* **EXCERPTED DATA**:

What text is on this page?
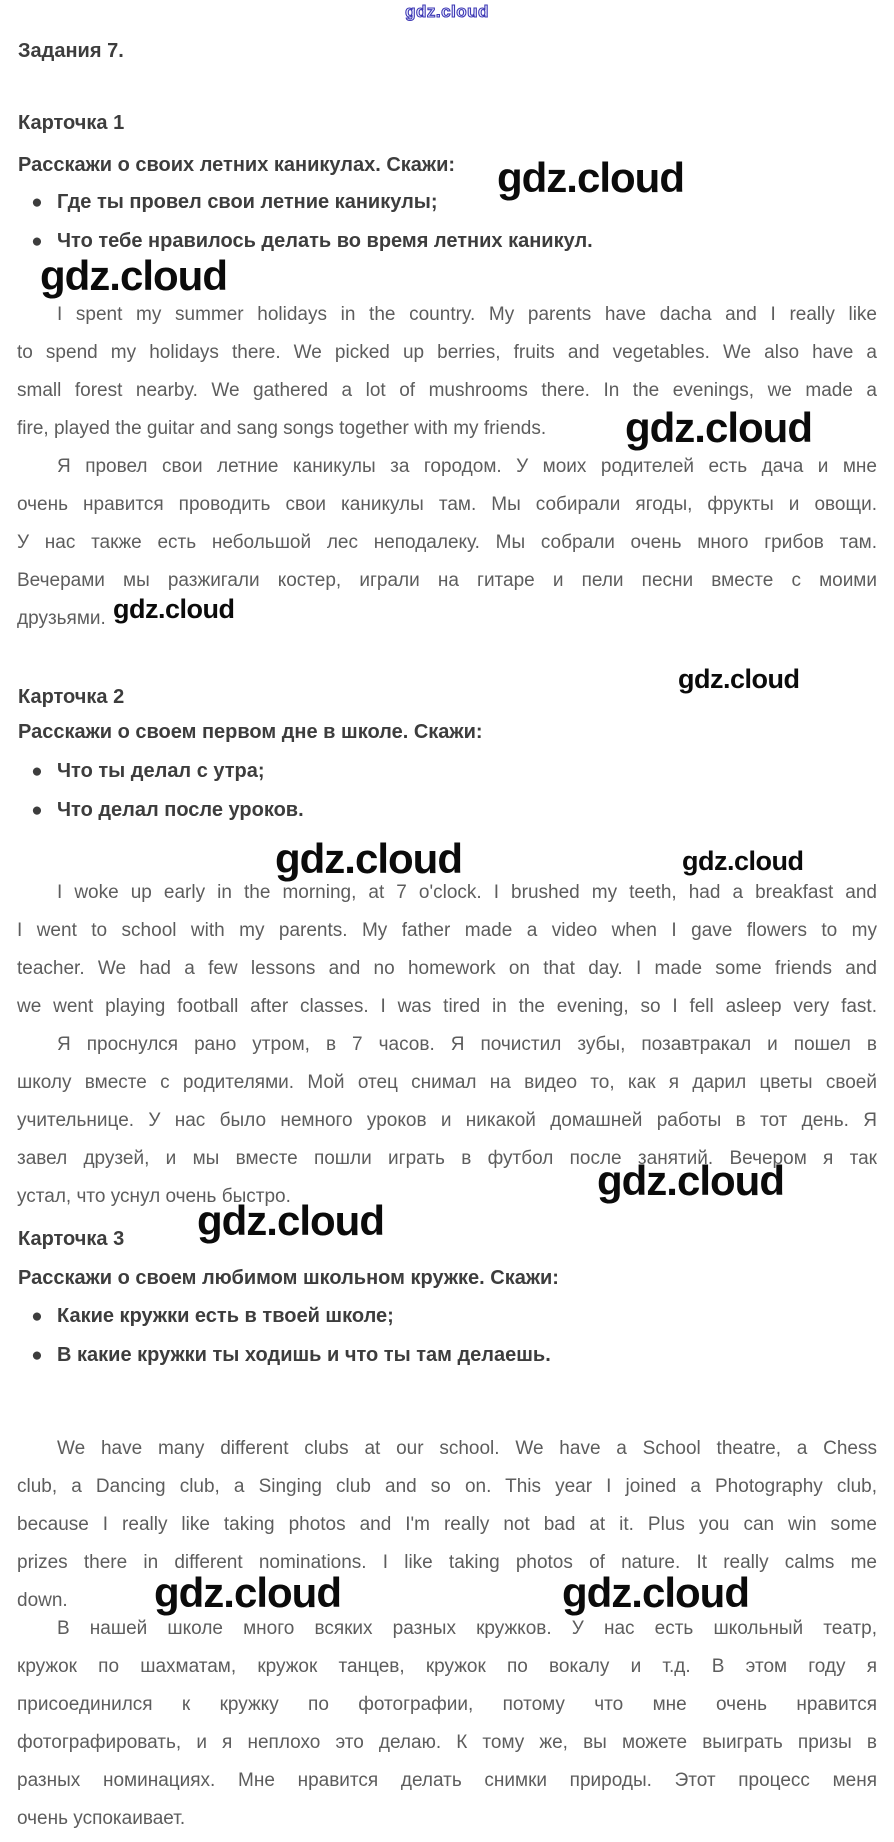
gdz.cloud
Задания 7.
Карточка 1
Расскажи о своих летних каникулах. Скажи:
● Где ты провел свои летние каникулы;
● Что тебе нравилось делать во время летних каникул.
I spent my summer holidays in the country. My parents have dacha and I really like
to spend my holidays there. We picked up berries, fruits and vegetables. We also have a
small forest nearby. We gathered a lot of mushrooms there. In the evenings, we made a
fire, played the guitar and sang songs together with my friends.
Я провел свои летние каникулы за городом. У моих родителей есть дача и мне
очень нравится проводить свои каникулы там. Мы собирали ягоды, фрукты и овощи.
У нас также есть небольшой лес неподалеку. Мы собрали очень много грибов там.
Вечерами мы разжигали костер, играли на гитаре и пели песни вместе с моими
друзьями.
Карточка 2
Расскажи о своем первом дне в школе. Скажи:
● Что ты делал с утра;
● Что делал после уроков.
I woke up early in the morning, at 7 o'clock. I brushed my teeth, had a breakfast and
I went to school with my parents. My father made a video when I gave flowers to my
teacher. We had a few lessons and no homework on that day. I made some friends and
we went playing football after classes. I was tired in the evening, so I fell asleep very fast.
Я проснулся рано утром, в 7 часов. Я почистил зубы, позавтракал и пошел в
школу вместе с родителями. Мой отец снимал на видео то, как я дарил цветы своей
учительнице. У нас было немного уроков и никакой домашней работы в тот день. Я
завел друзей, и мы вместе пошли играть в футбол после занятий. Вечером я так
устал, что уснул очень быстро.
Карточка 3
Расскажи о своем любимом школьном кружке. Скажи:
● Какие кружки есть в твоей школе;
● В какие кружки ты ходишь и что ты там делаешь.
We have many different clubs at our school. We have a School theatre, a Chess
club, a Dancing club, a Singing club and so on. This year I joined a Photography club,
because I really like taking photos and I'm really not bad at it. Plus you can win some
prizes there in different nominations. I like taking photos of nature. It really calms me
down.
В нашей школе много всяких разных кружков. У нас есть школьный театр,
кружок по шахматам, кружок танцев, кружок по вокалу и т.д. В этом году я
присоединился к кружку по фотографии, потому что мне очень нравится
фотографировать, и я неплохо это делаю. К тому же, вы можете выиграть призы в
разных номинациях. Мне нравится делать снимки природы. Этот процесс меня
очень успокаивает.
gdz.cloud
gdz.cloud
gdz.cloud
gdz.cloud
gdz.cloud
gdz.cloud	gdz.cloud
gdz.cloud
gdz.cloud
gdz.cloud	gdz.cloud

==

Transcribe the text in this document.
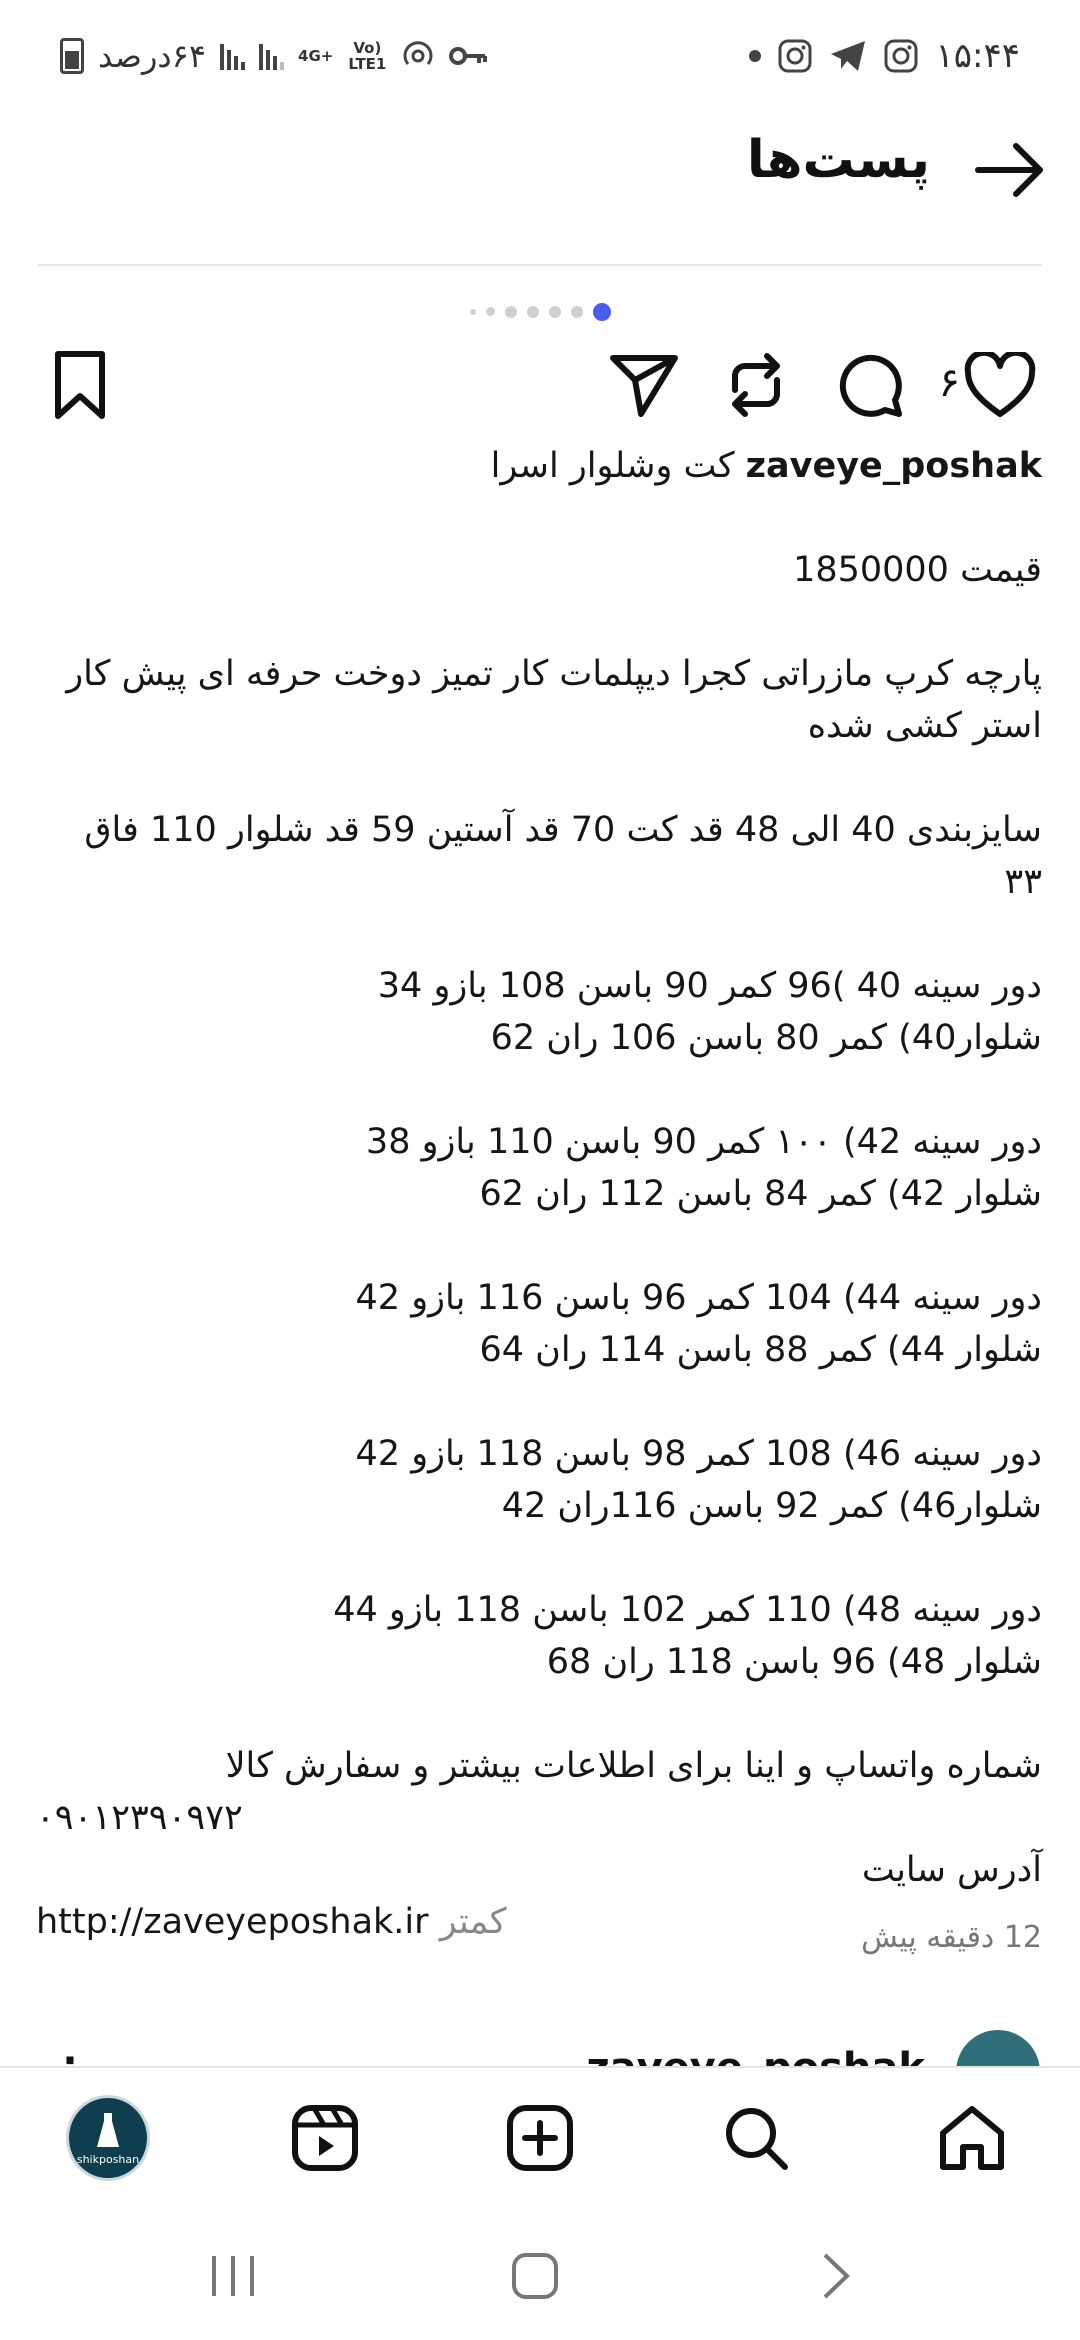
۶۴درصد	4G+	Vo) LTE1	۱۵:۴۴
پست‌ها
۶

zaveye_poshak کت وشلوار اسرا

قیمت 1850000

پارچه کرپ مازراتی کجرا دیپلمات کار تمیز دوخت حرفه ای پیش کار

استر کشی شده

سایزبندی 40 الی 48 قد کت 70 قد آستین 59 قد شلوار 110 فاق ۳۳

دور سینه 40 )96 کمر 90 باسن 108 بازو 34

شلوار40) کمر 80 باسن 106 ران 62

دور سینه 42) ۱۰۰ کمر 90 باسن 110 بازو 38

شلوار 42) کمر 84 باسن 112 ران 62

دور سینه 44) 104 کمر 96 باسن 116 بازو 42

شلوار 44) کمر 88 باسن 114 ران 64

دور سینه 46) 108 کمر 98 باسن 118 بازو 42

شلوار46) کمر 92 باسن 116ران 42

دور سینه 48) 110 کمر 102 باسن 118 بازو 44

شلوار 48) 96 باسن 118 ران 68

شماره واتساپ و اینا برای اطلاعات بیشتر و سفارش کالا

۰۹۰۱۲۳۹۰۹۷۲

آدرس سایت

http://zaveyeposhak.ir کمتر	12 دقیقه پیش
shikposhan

* **EXERCISE DESCRIPTION**:
Write down every line of the data above that includes the string "разных".

* **WORKED SOLUTION**:
В нашей школе много всяких разных кружков. У нас есть школьный театр,
разных номинациях. Мне нравится делать снимки природы. Этот процесс меня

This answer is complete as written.